The task - Count the lines below that contain the word "Mariä" and give only that number.
-------- Stored data
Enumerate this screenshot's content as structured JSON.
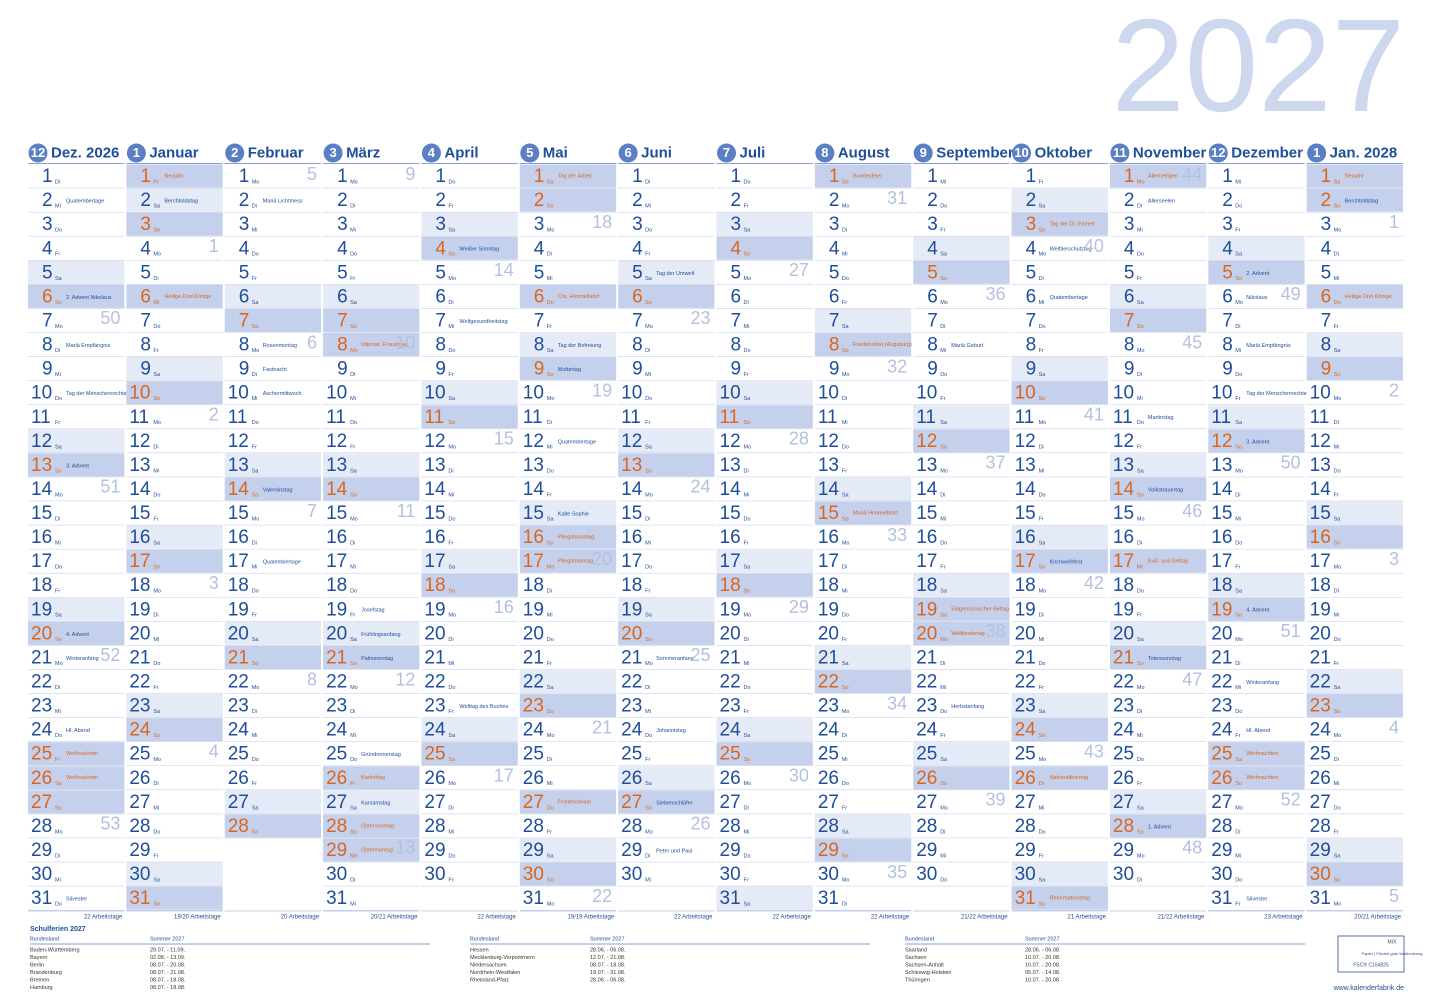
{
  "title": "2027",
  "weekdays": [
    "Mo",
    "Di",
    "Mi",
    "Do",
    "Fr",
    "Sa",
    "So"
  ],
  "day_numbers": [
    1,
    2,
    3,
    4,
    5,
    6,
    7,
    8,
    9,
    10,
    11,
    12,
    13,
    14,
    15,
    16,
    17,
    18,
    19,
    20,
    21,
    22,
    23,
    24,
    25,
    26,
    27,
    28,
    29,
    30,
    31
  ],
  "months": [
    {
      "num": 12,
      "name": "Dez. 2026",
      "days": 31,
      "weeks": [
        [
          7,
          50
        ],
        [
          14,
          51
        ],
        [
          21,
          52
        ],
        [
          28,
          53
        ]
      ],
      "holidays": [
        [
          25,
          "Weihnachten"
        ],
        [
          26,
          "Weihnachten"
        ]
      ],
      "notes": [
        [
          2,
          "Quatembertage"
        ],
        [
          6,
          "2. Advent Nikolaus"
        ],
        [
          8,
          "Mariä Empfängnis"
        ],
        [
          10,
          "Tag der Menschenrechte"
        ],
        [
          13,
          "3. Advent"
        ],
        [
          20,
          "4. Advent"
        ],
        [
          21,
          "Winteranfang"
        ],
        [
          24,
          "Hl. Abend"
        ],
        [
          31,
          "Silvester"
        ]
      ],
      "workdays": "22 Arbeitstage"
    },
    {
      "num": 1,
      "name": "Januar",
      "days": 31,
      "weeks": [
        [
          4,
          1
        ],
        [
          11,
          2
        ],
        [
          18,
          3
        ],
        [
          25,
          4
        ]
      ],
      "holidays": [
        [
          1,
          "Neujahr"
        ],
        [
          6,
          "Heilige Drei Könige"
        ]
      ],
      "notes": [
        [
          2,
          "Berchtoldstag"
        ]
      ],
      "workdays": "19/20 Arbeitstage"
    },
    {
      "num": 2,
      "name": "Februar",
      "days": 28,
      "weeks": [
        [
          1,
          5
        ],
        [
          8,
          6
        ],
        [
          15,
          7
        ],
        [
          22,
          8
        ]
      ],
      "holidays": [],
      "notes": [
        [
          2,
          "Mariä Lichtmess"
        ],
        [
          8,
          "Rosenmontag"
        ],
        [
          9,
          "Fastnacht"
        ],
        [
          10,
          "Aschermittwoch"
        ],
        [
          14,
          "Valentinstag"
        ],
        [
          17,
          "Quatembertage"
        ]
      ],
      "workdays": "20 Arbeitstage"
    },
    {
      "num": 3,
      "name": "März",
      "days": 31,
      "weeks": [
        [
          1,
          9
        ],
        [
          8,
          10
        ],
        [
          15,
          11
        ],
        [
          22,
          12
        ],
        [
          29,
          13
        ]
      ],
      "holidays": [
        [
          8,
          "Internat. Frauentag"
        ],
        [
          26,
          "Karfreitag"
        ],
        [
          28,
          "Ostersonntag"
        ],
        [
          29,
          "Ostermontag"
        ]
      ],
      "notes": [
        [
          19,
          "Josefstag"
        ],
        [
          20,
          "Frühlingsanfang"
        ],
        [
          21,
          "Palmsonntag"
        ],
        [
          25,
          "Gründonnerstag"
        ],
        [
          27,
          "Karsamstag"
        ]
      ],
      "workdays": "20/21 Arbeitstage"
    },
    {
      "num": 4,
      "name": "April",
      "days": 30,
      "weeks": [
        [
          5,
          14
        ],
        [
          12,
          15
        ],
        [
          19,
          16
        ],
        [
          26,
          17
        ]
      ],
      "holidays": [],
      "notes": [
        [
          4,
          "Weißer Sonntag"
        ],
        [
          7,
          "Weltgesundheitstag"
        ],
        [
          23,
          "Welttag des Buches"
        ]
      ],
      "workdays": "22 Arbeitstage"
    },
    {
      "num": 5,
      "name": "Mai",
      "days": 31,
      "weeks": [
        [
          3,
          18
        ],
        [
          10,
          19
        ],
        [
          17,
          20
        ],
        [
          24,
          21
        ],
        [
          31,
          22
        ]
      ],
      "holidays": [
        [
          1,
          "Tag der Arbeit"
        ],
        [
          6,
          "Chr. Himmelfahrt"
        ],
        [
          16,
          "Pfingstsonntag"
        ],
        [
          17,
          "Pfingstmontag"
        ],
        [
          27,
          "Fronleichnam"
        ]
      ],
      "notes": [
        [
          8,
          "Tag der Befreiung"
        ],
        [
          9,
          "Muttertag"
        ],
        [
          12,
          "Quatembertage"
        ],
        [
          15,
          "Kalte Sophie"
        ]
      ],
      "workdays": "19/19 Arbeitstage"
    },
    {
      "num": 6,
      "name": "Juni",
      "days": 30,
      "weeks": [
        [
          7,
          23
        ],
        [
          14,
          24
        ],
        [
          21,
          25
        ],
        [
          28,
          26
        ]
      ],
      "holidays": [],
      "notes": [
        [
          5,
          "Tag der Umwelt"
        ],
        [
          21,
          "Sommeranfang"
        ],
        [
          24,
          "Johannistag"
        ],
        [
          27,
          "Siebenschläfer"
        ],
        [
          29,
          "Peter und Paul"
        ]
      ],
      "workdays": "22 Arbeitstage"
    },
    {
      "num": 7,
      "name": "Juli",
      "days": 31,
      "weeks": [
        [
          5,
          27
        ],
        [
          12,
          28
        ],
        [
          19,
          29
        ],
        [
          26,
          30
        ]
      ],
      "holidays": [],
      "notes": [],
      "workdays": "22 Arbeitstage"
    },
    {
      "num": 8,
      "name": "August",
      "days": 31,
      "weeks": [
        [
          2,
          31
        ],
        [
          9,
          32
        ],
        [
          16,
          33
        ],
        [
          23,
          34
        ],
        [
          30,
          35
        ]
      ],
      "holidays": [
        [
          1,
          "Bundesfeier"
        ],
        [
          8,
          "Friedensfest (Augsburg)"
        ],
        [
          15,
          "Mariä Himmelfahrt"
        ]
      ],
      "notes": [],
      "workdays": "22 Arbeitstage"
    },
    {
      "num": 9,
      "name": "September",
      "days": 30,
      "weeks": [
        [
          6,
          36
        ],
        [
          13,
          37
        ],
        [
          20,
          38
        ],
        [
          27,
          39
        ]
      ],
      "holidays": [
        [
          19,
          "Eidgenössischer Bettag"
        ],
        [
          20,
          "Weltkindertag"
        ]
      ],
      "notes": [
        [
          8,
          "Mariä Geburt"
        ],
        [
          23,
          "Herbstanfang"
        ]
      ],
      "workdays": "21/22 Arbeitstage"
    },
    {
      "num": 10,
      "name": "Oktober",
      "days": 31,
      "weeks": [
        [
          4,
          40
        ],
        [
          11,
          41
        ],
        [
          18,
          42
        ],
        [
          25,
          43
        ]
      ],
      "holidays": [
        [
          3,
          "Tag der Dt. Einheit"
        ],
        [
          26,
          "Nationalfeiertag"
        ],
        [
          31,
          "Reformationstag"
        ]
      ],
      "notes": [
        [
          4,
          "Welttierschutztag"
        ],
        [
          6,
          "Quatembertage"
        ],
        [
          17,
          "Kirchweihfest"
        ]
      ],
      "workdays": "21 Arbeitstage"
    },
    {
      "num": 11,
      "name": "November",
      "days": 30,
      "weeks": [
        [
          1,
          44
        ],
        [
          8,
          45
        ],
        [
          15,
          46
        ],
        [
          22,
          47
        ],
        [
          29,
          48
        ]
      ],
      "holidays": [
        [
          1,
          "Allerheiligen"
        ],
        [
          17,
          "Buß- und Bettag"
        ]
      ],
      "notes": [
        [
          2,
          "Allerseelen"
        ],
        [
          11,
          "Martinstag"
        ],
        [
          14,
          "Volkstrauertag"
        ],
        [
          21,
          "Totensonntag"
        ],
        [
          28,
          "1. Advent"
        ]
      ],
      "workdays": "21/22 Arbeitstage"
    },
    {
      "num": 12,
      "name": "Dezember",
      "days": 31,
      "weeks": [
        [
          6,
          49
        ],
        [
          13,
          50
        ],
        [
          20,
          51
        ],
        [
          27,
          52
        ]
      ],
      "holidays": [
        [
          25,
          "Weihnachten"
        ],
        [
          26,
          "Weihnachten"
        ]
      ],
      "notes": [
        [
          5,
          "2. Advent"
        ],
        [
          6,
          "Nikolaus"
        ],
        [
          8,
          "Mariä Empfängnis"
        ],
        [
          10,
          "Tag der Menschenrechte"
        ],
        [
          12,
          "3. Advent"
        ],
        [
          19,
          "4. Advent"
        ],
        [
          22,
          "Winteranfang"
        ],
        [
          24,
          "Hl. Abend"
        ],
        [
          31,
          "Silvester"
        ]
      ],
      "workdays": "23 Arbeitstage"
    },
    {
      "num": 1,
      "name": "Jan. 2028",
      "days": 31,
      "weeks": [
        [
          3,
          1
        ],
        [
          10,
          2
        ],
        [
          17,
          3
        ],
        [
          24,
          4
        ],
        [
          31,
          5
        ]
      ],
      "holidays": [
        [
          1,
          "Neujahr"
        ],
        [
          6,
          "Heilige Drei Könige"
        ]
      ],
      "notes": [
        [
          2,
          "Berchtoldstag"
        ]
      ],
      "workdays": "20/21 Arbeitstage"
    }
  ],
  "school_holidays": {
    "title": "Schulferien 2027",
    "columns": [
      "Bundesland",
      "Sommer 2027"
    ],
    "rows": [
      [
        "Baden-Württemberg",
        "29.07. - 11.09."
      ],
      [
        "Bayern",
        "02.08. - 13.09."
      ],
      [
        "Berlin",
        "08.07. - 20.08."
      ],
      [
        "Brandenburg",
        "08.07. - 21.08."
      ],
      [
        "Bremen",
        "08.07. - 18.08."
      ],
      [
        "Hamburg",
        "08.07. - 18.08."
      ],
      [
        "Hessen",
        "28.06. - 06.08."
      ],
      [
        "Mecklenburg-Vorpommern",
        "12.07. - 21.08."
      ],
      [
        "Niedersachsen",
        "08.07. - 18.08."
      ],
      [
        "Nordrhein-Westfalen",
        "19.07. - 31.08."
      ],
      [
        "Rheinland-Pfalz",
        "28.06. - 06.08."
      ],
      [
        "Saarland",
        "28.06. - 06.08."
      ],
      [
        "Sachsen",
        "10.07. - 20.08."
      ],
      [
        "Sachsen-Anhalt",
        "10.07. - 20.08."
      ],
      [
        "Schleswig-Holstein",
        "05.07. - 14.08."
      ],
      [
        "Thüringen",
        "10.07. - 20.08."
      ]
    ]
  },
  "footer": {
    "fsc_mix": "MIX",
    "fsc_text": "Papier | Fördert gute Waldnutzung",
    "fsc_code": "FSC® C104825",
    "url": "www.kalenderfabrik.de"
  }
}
----------------
Solved exercise - 5